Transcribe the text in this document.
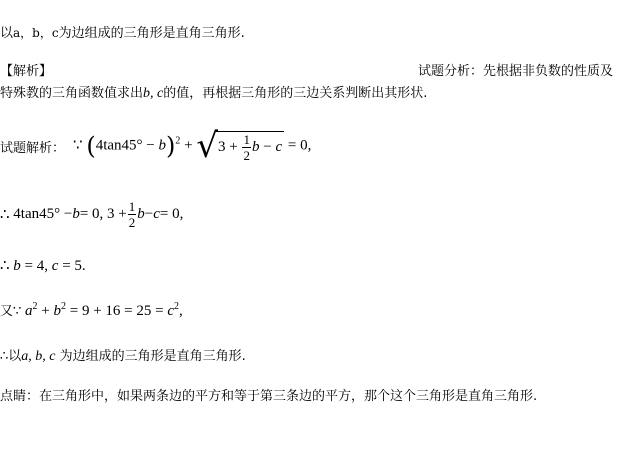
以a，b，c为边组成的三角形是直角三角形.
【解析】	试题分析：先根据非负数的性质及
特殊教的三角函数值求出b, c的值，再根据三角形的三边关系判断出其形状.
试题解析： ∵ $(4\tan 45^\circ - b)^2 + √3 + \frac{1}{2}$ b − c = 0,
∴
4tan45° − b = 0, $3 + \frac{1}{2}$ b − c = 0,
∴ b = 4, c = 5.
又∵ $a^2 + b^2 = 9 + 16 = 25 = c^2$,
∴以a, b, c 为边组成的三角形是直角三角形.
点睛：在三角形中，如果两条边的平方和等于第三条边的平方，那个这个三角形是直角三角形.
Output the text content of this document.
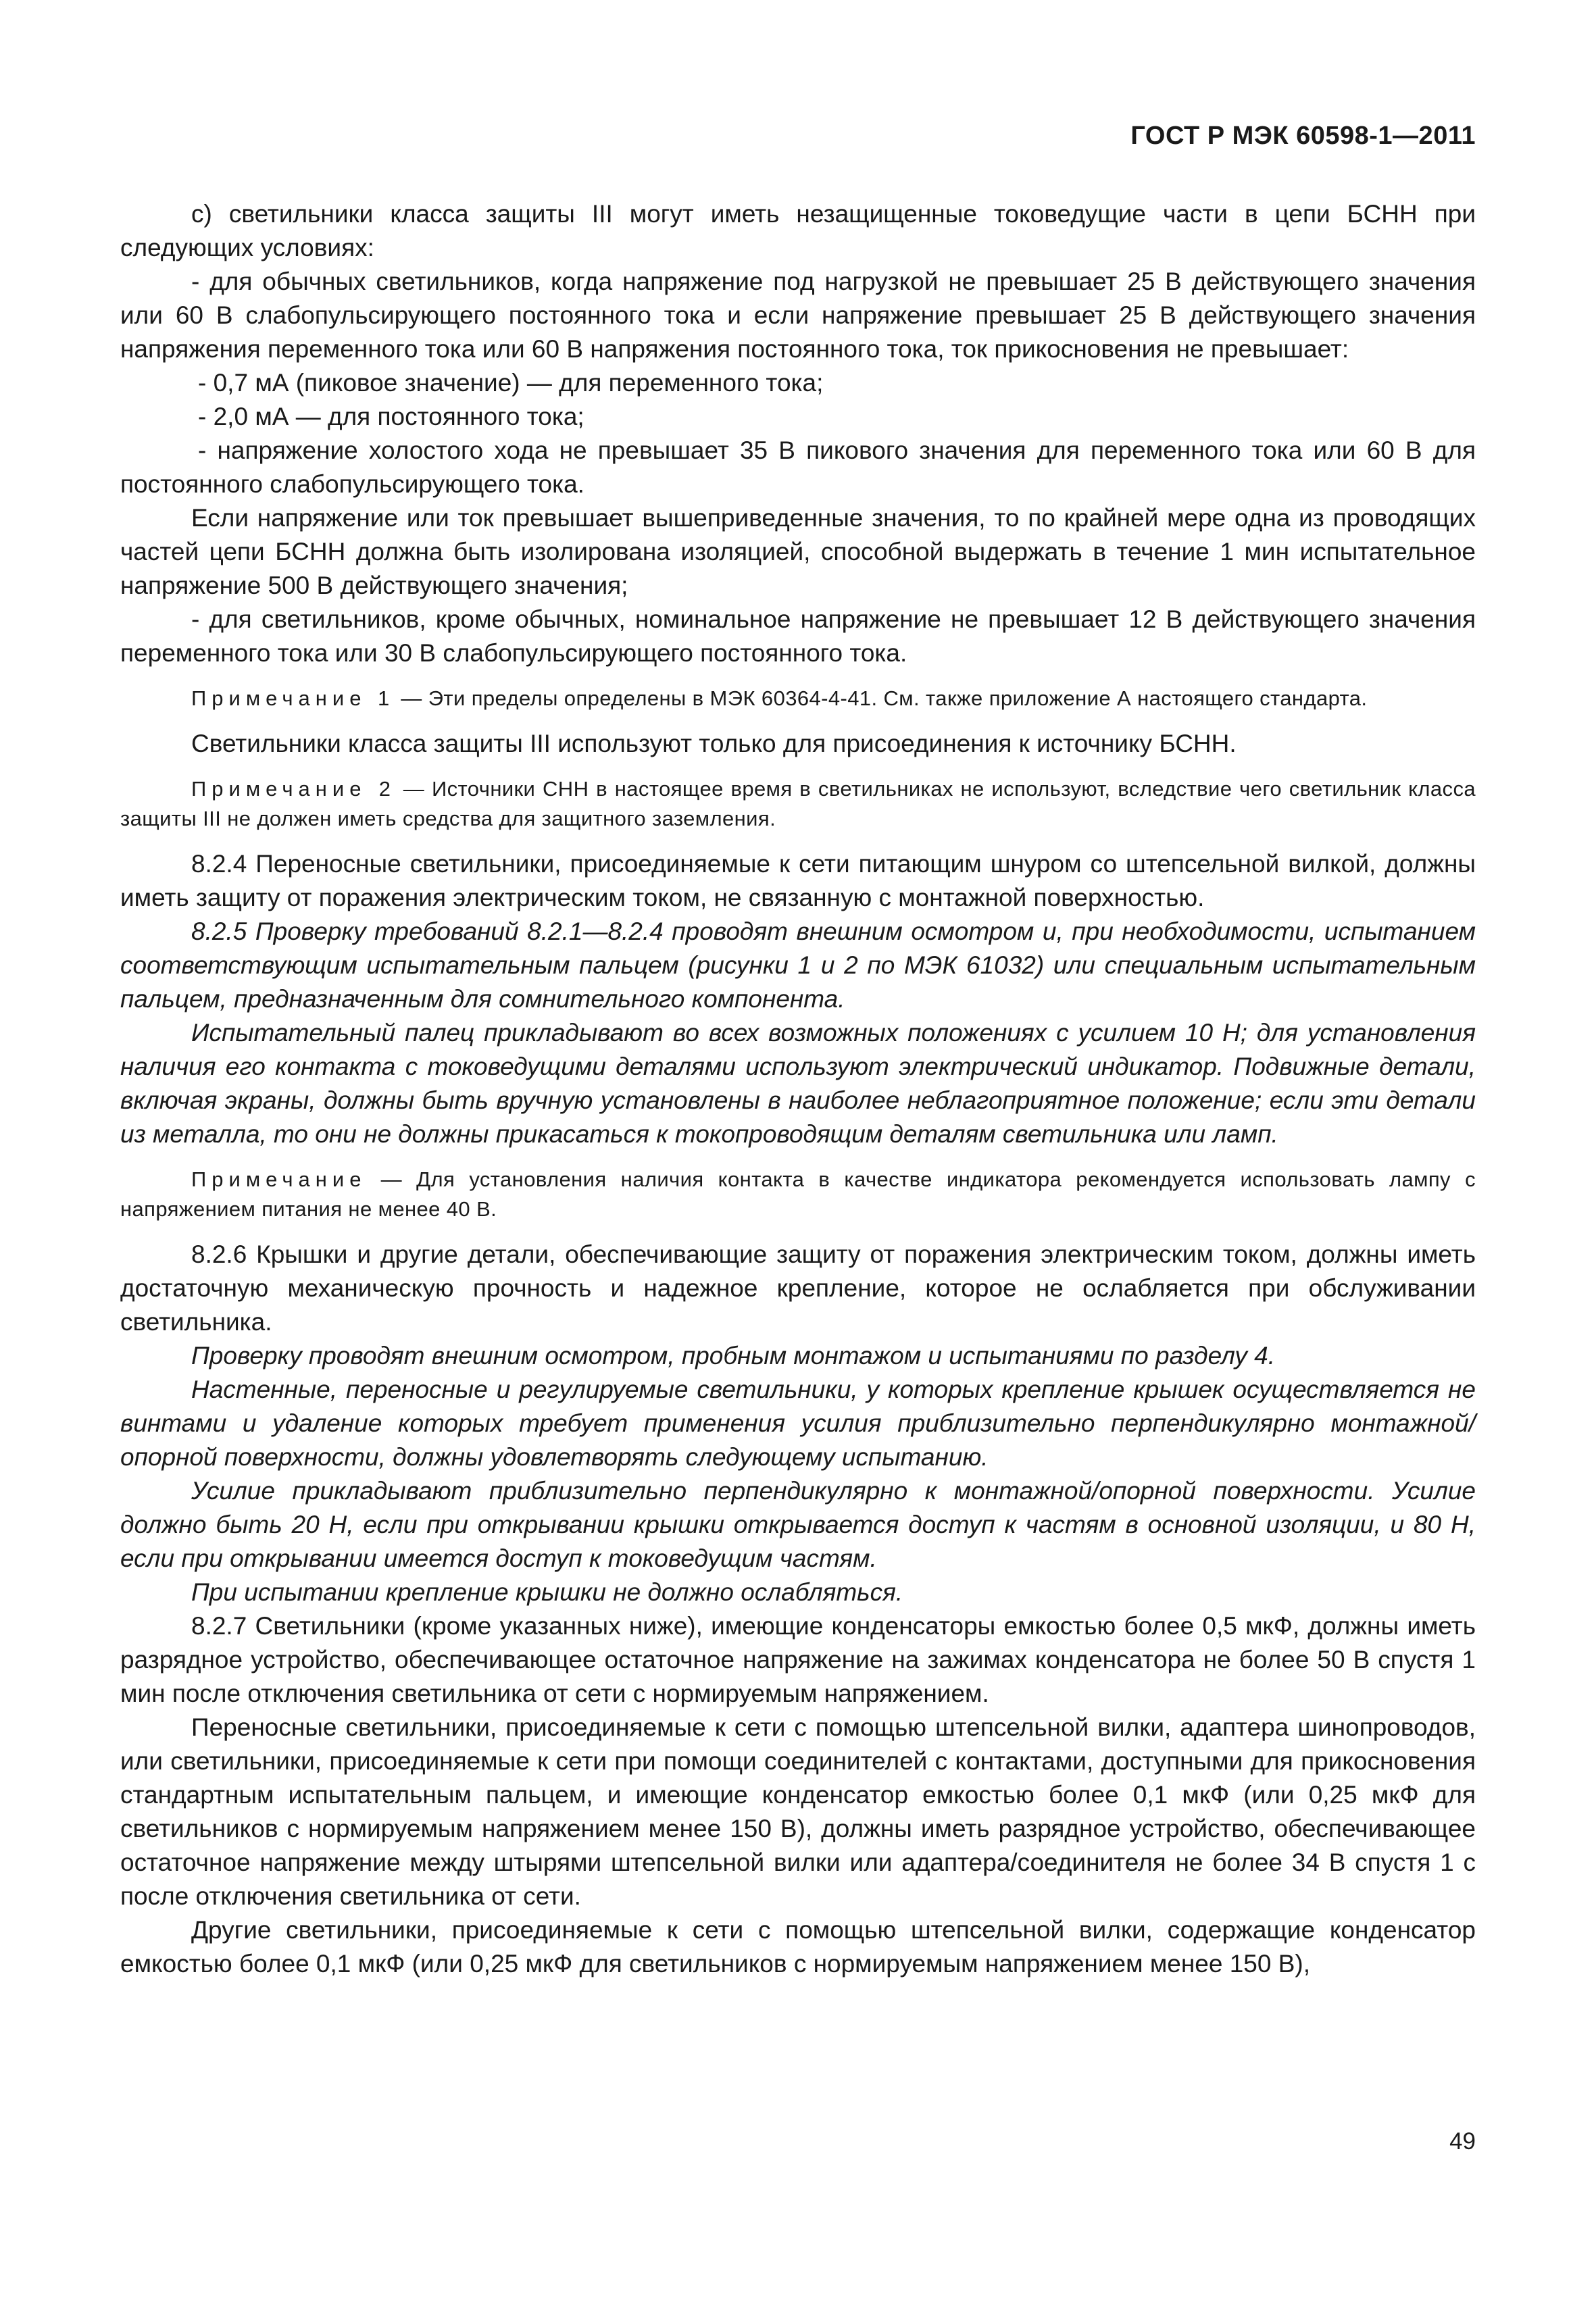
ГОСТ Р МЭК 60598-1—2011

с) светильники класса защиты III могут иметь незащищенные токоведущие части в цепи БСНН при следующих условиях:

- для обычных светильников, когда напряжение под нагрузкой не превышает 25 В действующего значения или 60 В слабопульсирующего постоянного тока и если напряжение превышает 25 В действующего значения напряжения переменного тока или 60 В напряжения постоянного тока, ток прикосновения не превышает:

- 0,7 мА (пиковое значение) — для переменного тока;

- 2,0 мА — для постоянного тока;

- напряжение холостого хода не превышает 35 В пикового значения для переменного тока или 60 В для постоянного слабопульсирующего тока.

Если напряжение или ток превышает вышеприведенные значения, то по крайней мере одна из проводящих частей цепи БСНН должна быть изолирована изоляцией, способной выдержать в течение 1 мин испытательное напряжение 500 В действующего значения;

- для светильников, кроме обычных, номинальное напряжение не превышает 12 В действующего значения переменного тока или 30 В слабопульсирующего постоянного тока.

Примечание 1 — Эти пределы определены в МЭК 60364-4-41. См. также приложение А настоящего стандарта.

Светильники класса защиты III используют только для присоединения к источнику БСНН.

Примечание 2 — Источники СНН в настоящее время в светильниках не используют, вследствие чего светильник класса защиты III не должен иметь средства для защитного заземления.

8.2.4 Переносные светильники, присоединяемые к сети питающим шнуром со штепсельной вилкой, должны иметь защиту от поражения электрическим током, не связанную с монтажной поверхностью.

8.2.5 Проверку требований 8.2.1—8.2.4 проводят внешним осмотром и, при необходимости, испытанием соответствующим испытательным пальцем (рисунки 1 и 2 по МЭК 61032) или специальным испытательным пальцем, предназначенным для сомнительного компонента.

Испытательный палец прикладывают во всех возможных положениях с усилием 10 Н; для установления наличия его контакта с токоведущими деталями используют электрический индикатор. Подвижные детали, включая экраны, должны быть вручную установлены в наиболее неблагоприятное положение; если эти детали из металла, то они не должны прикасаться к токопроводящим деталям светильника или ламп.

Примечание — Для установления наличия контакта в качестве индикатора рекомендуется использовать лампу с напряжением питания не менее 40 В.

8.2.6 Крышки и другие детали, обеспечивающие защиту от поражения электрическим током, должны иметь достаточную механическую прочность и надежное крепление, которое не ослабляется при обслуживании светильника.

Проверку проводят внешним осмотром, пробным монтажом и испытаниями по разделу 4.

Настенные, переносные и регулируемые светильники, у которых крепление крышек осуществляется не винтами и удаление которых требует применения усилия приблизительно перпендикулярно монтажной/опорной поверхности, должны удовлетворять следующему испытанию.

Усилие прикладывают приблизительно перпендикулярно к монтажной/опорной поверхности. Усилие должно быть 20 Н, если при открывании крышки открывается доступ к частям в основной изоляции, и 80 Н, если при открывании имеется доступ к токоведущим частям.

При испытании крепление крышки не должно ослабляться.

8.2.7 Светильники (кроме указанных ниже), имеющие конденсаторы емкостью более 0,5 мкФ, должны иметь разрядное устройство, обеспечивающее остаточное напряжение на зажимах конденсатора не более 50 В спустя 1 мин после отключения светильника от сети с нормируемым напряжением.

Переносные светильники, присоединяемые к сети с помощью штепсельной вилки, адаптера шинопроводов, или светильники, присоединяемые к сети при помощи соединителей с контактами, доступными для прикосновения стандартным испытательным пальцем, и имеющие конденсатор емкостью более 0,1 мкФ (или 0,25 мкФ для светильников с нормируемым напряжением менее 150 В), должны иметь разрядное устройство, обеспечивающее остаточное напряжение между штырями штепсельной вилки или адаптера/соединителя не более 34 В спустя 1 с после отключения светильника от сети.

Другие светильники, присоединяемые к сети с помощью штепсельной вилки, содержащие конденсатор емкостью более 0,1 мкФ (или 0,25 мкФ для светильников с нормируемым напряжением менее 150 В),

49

■ Exercise instructions:
Please transcribe the material above exactly as written. Leave the pictures out.

■ Response to the task:
Transcribe the text in this document.
以a，b，c为边组成的三角形是直角三角形.
【解析】	试题分析：先根据非负数的性质及
特殊教的三角函数值求出b, c的值，再根据三角形的三边关系判断出其形状.
试题解析： ∵ $(4\tan 45^\circ - b)^2 + √3 + \frac{1}{2}$ b − c = 0,
∴
4tan45° − b = 0, $3 + \frac{1}{2}$ b − c = 0,
∴ b = 4, c = 5.
又∵ $a^2 + b^2 = 9 + 16 = 25 = c^2$,
∴以a, b, c 为边组成的三角形是直角三角形.
点睛：在三角形中，如果两条边的平方和等于第三条边的平方，那个这个三角形是直角三角形.
Output the text content of this document.
ГОСТ Р МЭК 60598-1—2011

с) светильники класса защиты III могут иметь незащищенные токоведущие части в цепи БСНН при следующих условиях:

- для обычных светильников, когда напряжение под нагрузкой не превышает 25 В действующего значения или 60 В слабопульсирующего постоянного тока и если напряжение превышает 25 В действующего значения напряжения переменного тока или 60 В напряжения постоянного тока, ток прикосновения не превышает:

- 0,7 мА (пиковое значение) — для переменного тока;

- 2,0 мА — для постоянного тока;

- напряжение холостого хода не превышает 35 В пикового значения для переменного тока или 60 В для постоянного слабопульсирующего тока.

Если напряжение или ток превышает вышеприведенные значения, то по крайней мере одна из проводящих частей цепи БСНН должна быть изолирована изоляцией, способной выдержать в течение 1 мин испытательное напряжение 500 В действующего значения;

- для светильников, кроме обычных, номинальное напряжение не превышает 12 В действующего значения переменного тока или 30 В слабопульсирующего постоянного тока.

Примечание 1 — Эти пределы определены в МЭК 60364-4-41. См. также приложение А настоящего стандарта.

Светильники класса защиты III используют только для присоединения к источнику БСНН.

Примечание 2 — Источники СНН в настоящее время в светильниках не используют, вследствие чего светильник класса защиты III не должен иметь средства для защитного заземления.

8.2.4 Переносные светильники, присоединяемые к сети питающим шнуром со штепсельной вилкой, должны иметь защиту от поражения электрическим током, не связанную с монтажной поверхностью.

8.2.5 Проверку требований 8.2.1—8.2.4 проводят внешним осмотром и, при необходимости, испытанием соответствующим испытательным пальцем (рисунки 1 и 2 по МЭК 61032) или специальным испытательным пальцем, предназначенным для сомнительного компонента.

Испытательный палец прикладывают во всех возможных положениях с усилием 10 Н; для установления наличия его контакта с токоведущими деталями используют электрический индикатор. Подвижные детали, включая экраны, должны быть вручную установлены в наиболее неблагоприятное положение; если эти детали из металла, то они не должны прикасаться к токопроводящим деталям светильника или ламп.

Примечание — Для установления наличия контакта в качестве индикатора рекомендуется использовать лампу с напряжением питания не менее 40 В.

8.2.6 Крышки и другие детали, обеспечивающие защиту от поражения электрическим током, должны иметь достаточную механическую прочность и надежное крепление, которое не ослабляется при обслуживании светильника.

Проверку проводят внешним осмотром, пробным монтажом и испытаниями по разделу 4.

Настенные, переносные и регулируемые светильники, у которых крепление крышек осуществляется не винтами и удаление которых требует применения усилия приблизительно перпендикулярно монтажной/опорной поверхности, должны удовлетворять следующему испытанию.

Усилие прикладывают приблизительно перпендикулярно к монтажной/опорной поверхности. Усилие должно быть 20 Н, если при открывании крышки открывается доступ к частям в основной изоляции, и 80 Н, если при открывании имеется доступ к токоведущим частям.

При испытании крепление крышки не должно ослабляться.

8.2.7 Светильники (кроме указанных ниже), имеющие конденсаторы емкостью более 0,5 мкФ, должны иметь разрядное устройство, обеспечивающее остаточное напряжение на зажимах конденсатора не более 50 В спустя 1 мин после отключения светильника от сети с нормируемым напряжением.

Переносные светильники, присоединяемые к сети с помощью штепсельной вилки, адаптера шинопроводов, или светильники, присоединяемые к сети при помощи соединителей с контактами, доступными для прикосновения стандартным испытательным пальцем, и имеющие конденсатор емкостью более 0,1 мкФ (или 0,25 мкФ для светильников с нормируемым напряжением менее 150 В), должны иметь разрядное устройство, обеспечивающее остаточное напряжение между штырями штепсельной вилки или адаптера/соединителя не более 34 В спустя 1 с после отключения светильника от сети.

Другие светильники, присоединяемые к сети с помощью штепсельной вилки, содержащие конденсатор емкостью более 0,1 мкФ (или 0,25 мкФ для светильников с нормируемым напряжением менее 150 В),

49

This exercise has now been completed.